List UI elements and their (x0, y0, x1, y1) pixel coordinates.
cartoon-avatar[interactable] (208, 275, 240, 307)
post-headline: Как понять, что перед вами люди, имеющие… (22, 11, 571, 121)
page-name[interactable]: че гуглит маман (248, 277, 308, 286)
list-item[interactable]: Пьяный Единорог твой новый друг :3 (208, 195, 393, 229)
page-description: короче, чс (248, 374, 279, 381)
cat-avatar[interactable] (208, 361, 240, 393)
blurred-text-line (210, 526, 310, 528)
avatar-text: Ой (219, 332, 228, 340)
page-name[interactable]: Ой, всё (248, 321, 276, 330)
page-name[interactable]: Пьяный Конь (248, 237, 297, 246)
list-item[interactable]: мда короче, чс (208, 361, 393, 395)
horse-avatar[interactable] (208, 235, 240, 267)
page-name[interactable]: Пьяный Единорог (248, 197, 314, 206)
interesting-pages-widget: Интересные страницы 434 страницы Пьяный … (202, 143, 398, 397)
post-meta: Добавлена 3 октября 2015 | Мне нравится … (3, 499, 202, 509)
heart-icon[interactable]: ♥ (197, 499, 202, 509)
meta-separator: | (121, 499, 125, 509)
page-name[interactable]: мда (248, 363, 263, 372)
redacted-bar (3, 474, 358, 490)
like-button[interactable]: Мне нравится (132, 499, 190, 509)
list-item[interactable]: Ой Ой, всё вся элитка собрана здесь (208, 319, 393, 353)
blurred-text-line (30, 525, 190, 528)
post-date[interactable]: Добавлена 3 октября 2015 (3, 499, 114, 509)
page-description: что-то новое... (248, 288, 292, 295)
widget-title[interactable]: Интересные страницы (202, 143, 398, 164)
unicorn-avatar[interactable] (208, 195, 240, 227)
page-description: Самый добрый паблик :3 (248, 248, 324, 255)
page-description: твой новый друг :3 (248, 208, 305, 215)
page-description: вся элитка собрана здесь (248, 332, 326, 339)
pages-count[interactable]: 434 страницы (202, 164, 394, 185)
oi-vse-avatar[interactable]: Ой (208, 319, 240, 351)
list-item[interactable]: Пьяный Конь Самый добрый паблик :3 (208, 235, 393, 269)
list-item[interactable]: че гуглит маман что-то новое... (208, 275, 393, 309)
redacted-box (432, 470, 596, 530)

◇ ◇ ◇ ◇ ◇

Your objective
Transcribe every line of the data above without changing a single character.

Output of the task
List UI elements and their (x0, y0, x1, y1) pixel coordinates.
cartoon-avatar[interactable] (208, 275, 240, 307)
post-headline: Как понять, что перед вами люди, имеющие… (22, 11, 571, 121)
page-name[interactable]: че гуглит маман (248, 277, 308, 286)
list-item[interactable]: Пьяный Единорог твой новый друг :3 (208, 195, 393, 229)
page-description: короче, чс (248, 374, 279, 381)
cat-avatar[interactable] (208, 361, 240, 393)
blurred-text-line (210, 526, 310, 528)
avatar-text: Ой (219, 332, 228, 340)
page-name[interactable]: Ой, всё (248, 321, 276, 330)
page-name[interactable]: Пьяный Конь (248, 237, 297, 246)
list-item[interactable]: мда короче, чс (208, 361, 393, 395)
horse-avatar[interactable] (208, 235, 240, 267)
page-name[interactable]: Пьяный Единорог (248, 197, 314, 206)
interesting-pages-widget: Интересные страницы 434 страницы Пьяный … (202, 143, 398, 397)
post-meta: Добавлена 3 октября 2015 | Мне нравится … (3, 499, 202, 509)
heart-icon[interactable]: ♥ (197, 499, 202, 509)
meta-separator: | (121, 499, 125, 509)
page-name[interactable]: мда (248, 363, 263, 372)
redacted-bar (3, 474, 358, 490)
like-button[interactable]: Мне нравится (132, 499, 190, 509)
list-item[interactable]: Ой Ой, всё вся элитка собрана здесь (208, 319, 393, 353)
blurred-text-line (30, 525, 190, 528)
post-date[interactable]: Добавлена 3 октября 2015 (3, 499, 114, 509)
page-description: что-то новое... (248, 288, 292, 295)
widget-title[interactable]: Интересные страницы (202, 143, 398, 164)
unicorn-avatar[interactable] (208, 195, 240, 227)
page-description: Самый добрый паблик :3 (248, 248, 324, 255)
page-description: твой новый друг :3 (248, 208, 305, 215)
page-description: вся элитка собрана здесь (248, 332, 326, 339)
pages-count[interactable]: 434 страницы (202, 164, 394, 185)
oi-vse-avatar[interactable]: Ой (208, 319, 240, 351)
list-item[interactable]: Пьяный Конь Самый добрый паблик :3 (208, 235, 393, 269)
list-item[interactable]: че гуглит маман что-то новое... (208, 275, 393, 309)
redacted-box (432, 470, 596, 530)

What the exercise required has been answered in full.